— Exercise —
Look through the material below and show every line with the word "Percent".

Supplied records: Begin

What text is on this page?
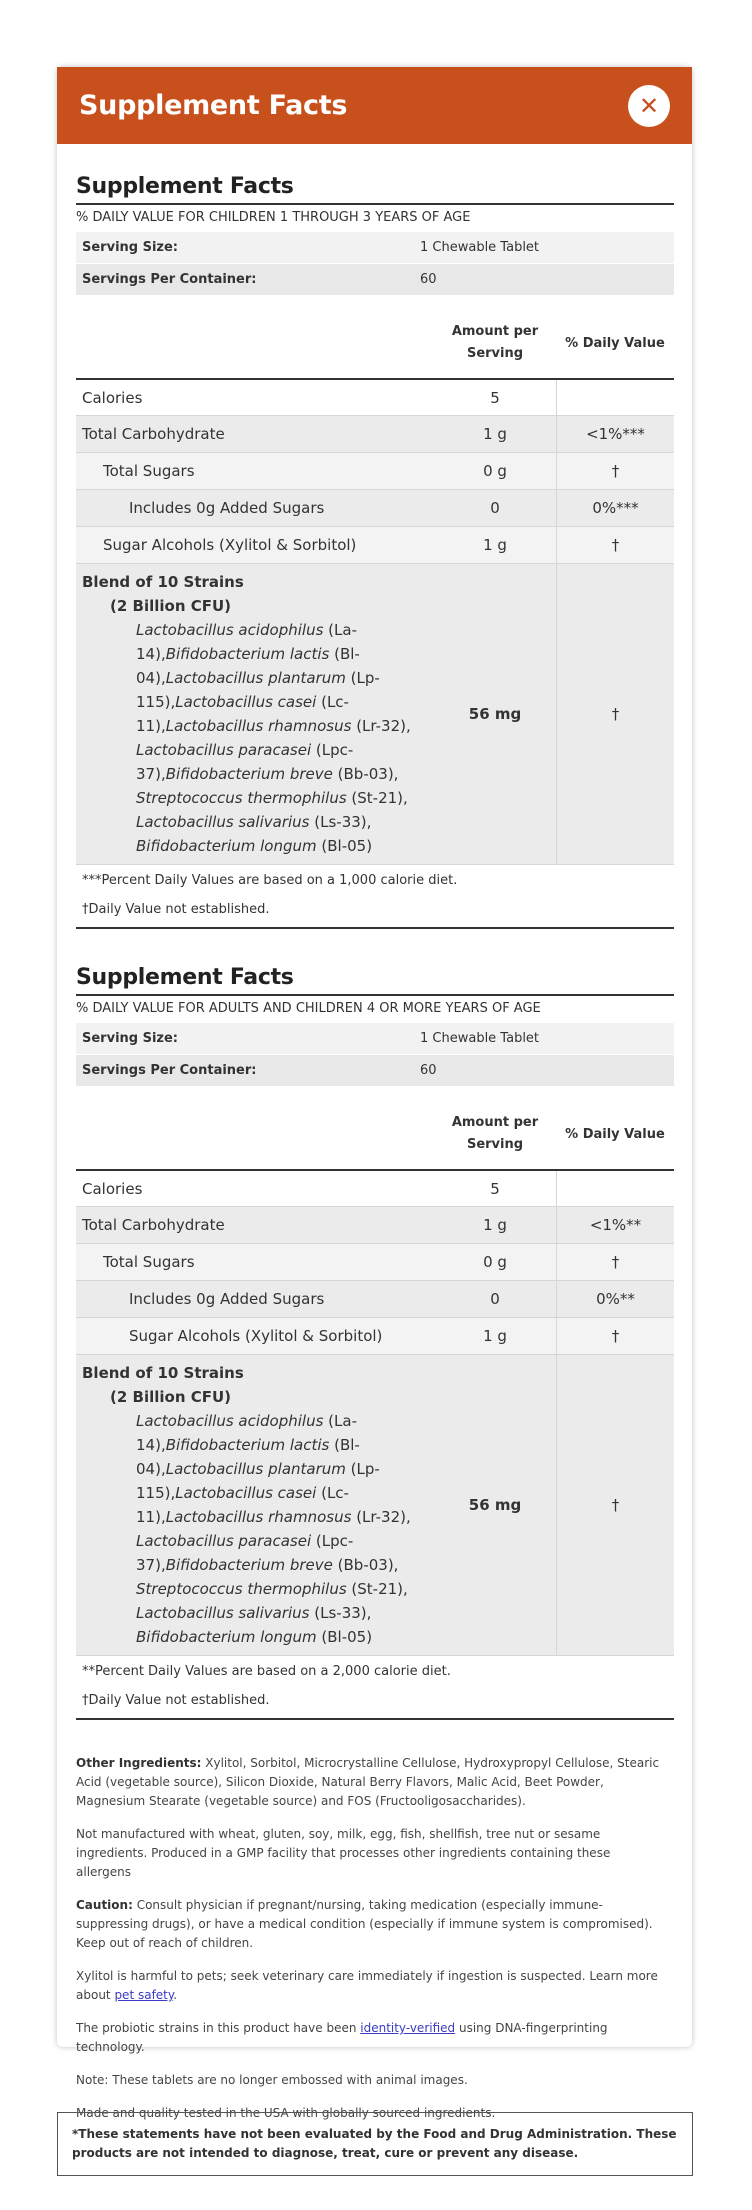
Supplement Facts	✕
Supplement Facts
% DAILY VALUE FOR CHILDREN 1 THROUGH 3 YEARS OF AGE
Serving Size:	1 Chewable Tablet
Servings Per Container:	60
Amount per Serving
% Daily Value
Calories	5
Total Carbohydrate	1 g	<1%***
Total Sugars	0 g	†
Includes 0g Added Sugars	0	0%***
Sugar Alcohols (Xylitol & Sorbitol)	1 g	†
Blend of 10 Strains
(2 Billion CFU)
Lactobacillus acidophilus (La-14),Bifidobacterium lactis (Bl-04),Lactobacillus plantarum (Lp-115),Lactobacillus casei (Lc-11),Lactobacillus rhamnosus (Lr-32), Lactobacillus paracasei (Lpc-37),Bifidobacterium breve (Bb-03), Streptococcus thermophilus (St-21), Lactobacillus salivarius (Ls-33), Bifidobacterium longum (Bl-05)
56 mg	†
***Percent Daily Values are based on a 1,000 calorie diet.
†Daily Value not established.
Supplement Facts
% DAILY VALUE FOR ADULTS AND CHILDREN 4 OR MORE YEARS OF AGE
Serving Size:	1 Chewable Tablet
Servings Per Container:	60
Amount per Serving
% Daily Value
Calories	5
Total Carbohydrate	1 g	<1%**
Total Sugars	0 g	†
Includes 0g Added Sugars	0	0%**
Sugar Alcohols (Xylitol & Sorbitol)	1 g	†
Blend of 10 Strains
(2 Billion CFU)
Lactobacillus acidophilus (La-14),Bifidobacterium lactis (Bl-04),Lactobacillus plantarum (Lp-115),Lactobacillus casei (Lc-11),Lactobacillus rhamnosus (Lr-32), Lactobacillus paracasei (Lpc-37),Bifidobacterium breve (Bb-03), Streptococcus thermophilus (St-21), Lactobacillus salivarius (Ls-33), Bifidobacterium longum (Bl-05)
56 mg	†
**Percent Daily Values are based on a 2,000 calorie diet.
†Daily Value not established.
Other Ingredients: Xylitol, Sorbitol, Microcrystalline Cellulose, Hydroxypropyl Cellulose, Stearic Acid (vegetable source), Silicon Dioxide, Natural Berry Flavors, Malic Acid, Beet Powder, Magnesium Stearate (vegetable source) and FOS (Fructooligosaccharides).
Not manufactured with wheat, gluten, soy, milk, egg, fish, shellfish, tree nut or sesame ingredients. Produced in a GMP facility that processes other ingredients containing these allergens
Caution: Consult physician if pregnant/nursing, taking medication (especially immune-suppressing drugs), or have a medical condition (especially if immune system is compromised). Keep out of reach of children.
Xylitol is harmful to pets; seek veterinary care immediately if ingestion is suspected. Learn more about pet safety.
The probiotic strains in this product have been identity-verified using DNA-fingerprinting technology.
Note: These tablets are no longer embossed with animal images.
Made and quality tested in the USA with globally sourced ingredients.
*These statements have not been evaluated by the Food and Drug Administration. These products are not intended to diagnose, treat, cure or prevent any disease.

Supplied records: End
Supplied records: Begin

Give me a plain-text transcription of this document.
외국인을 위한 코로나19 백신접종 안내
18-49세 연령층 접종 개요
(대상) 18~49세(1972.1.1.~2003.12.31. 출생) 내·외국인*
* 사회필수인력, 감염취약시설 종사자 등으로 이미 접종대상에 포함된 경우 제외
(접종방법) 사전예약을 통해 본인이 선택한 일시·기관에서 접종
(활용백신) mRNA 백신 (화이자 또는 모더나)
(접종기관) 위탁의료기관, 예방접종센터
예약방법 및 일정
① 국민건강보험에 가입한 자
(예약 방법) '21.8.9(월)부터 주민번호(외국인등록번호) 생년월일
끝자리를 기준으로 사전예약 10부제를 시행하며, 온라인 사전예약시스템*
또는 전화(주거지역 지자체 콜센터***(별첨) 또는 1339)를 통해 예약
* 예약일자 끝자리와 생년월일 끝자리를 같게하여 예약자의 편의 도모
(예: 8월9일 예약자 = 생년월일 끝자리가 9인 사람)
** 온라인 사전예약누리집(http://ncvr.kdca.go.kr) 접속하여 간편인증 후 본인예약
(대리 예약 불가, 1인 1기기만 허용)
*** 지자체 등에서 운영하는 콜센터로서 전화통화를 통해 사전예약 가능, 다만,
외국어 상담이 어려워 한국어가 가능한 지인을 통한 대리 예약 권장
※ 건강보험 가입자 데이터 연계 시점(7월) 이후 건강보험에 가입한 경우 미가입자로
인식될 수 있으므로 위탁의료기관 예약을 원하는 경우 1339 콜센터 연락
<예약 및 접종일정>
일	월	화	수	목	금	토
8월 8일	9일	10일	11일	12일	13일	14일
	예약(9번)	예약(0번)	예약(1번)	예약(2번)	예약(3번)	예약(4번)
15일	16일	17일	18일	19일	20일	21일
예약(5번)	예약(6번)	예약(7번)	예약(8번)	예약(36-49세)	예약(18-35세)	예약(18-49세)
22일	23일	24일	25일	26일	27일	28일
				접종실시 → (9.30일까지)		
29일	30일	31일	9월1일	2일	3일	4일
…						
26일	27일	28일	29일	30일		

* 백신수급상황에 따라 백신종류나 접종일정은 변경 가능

Supplied records: End
Supplied records: Begin

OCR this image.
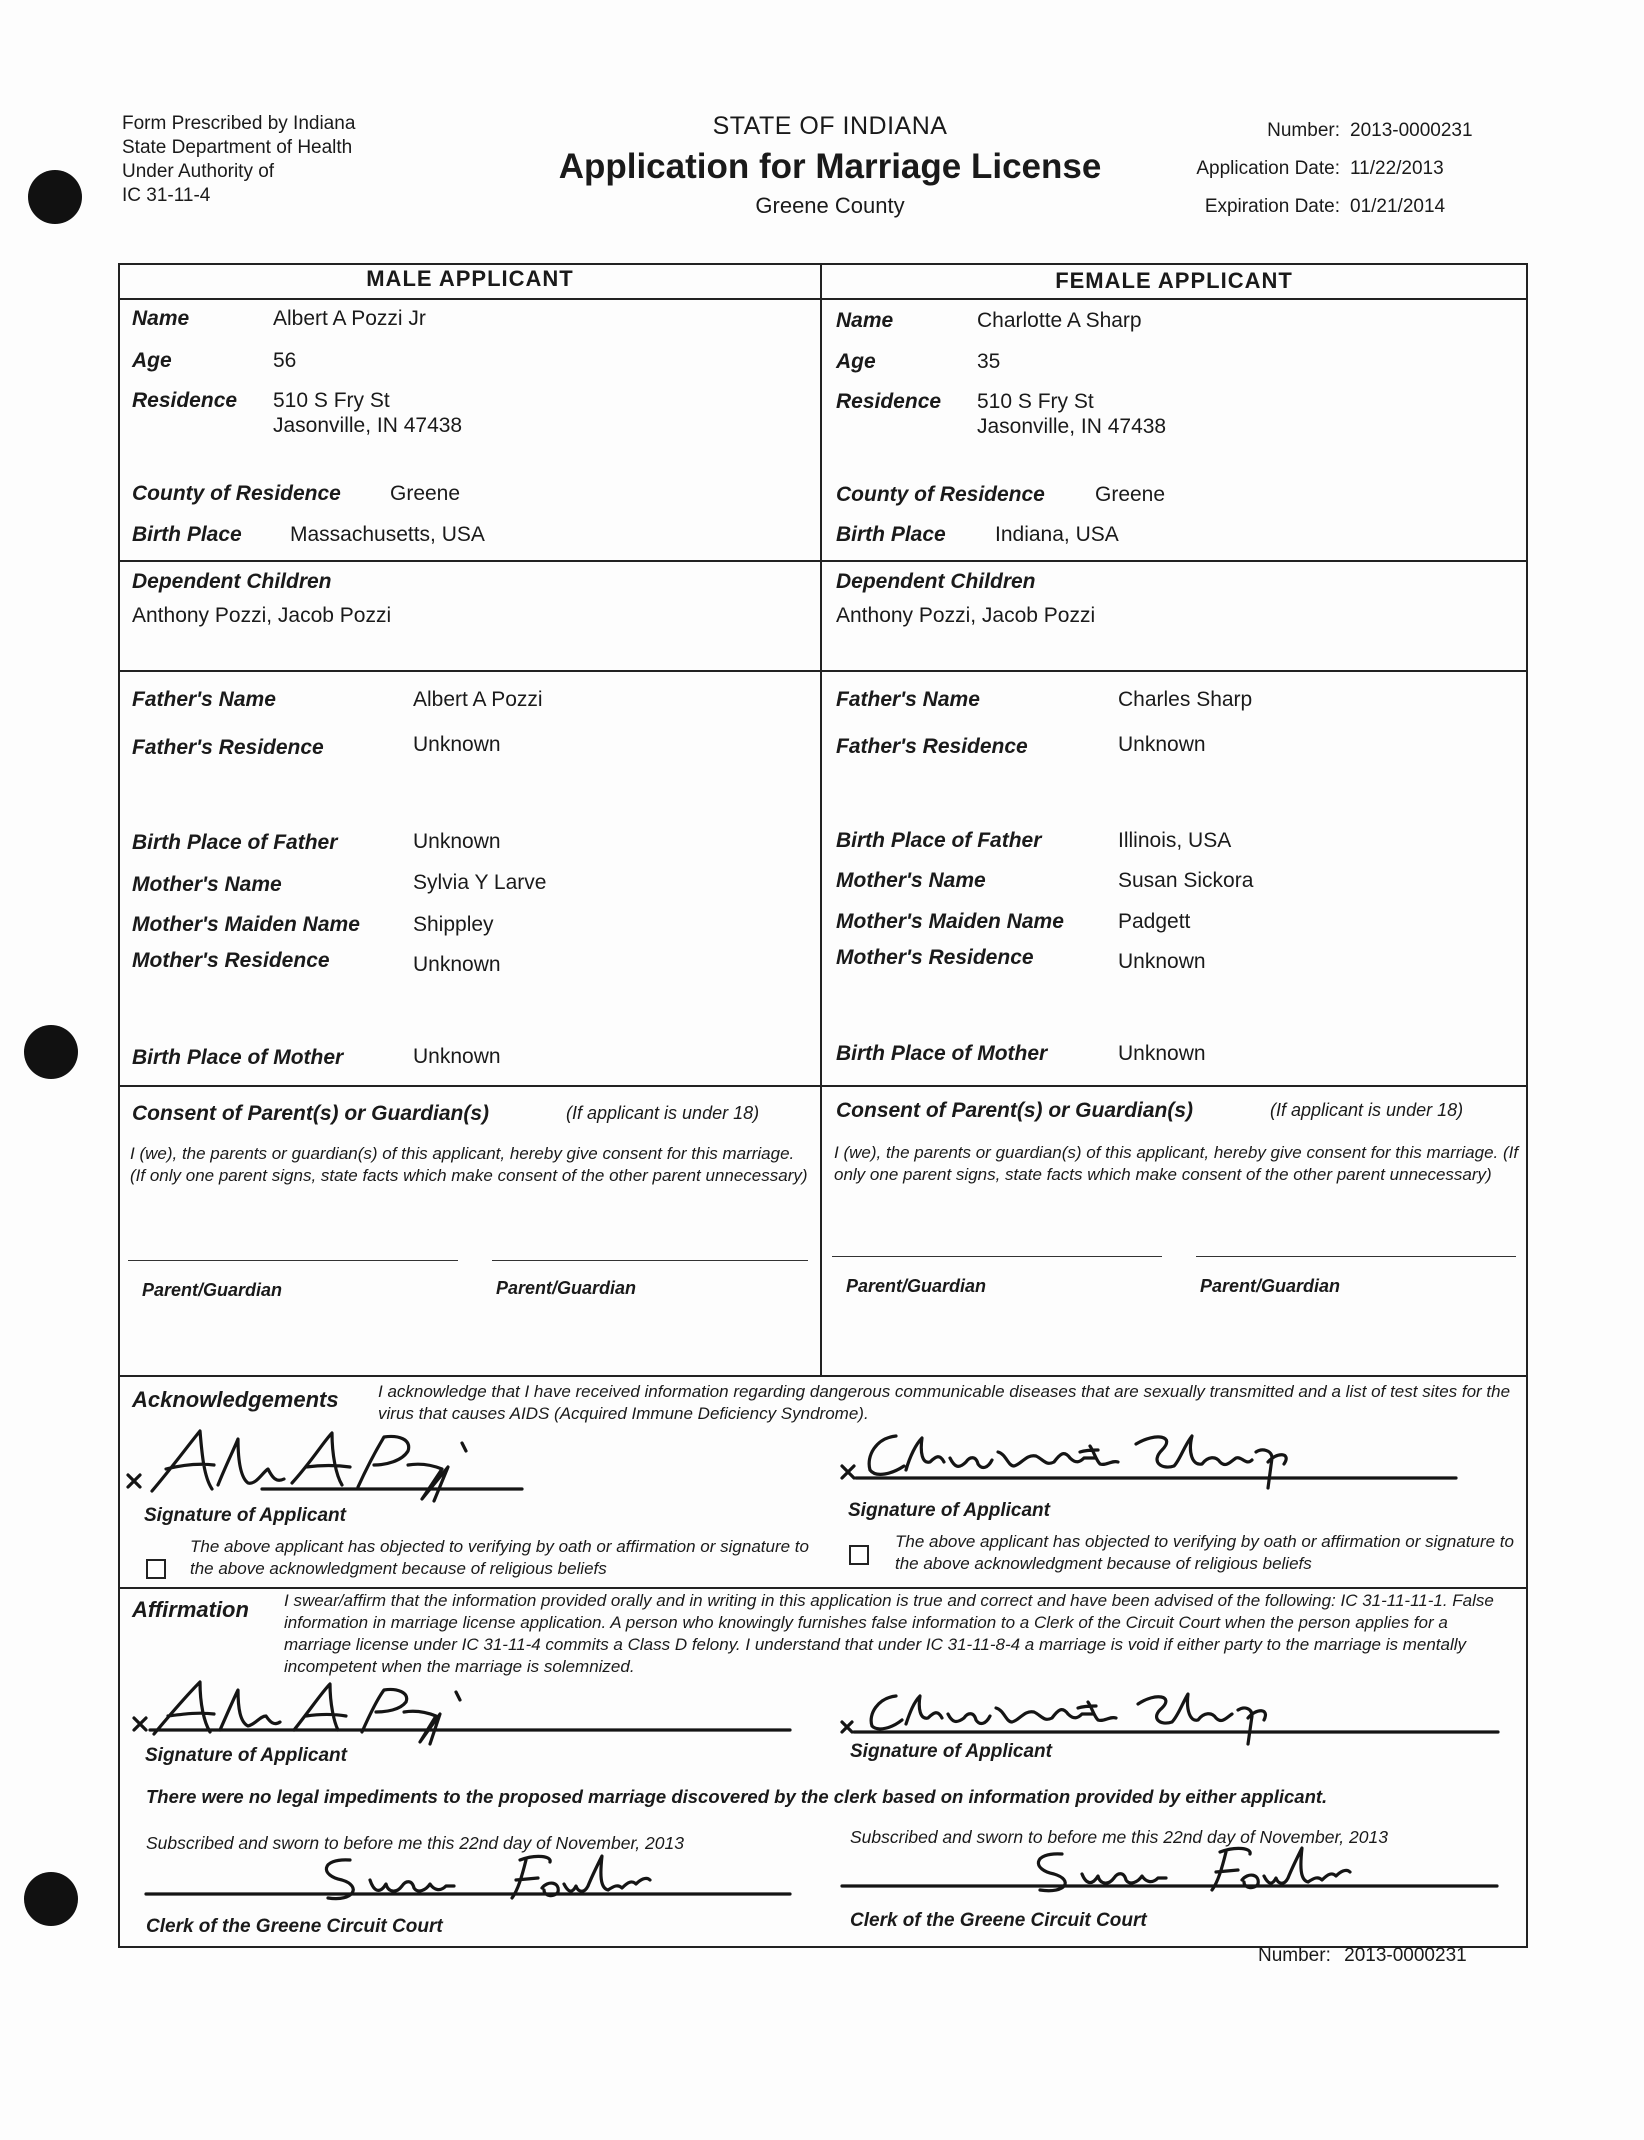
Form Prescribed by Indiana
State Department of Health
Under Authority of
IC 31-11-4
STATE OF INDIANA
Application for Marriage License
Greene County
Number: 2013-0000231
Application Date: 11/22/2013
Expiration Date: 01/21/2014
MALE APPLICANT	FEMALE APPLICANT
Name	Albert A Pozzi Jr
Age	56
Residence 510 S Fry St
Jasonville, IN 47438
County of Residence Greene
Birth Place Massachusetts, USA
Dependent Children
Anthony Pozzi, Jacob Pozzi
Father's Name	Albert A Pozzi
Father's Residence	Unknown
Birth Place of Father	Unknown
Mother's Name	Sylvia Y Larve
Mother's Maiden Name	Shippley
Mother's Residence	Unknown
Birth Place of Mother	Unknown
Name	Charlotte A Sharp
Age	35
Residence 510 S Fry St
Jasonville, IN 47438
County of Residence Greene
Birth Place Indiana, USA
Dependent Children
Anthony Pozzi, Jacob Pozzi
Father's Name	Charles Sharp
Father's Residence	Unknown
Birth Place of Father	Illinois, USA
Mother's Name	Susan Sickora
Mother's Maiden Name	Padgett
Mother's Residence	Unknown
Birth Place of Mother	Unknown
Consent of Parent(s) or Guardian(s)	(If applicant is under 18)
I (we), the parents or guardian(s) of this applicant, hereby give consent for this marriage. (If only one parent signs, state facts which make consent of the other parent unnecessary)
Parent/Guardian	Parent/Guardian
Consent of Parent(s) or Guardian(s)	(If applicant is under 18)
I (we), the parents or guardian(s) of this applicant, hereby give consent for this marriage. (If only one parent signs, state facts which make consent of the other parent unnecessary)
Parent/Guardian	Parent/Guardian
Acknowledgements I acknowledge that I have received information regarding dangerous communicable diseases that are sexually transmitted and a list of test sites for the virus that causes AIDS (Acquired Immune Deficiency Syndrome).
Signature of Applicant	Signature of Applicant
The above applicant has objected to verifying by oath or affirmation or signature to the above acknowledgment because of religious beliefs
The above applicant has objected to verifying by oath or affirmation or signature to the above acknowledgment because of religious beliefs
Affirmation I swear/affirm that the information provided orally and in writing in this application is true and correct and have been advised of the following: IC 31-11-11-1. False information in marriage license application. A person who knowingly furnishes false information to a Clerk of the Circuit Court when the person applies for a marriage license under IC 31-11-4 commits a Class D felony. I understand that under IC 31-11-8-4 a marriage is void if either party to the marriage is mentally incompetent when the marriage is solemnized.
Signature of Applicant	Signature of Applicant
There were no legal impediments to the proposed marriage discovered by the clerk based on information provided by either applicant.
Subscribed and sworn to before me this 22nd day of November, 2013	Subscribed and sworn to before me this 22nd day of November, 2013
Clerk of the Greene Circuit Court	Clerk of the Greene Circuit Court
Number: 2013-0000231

Supplied records: End

— Exercise answer —
***Percent Daily Values are based on a 1,000 calorie diet.
**Percent Daily Values are based on a 2,000 calorie diet.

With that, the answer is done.